_What you should do_
Can the data below be set down again exactly, line for line?

Dataset excerpts:
#####

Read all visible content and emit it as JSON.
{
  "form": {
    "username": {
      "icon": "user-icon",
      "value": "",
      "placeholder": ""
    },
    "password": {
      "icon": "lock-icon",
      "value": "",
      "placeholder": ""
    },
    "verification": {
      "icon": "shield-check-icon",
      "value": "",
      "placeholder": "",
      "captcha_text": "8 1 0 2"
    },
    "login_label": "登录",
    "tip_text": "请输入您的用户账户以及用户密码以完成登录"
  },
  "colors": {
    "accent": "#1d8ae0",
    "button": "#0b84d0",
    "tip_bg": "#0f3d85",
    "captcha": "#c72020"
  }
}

#####

_Reply_
Read all visible content and emit it as JSON.
{
  "form": {
    "username": {
      "icon": "user-icon",
      "value": "",
      "placeholder": ""
    },
    "password": {
      "icon": "lock-icon",
      "value": "",
      "placeholder": ""
    },
    "verification": {
      "icon": "shield-check-icon",
      "value": "",
      "placeholder": "",
      "captcha_text": "8 1 0 2"
    },
    "login_label": "登录",
    "tip_text": "请输入您的用户账户以及用户密码以完成登录"
  },
  "colors": {
    "accent": "#1d8ae0",
    "button": "#0b84d0",
    "tip_bg": "#0f3d85",
    "captcha": "#c72020"
  }
}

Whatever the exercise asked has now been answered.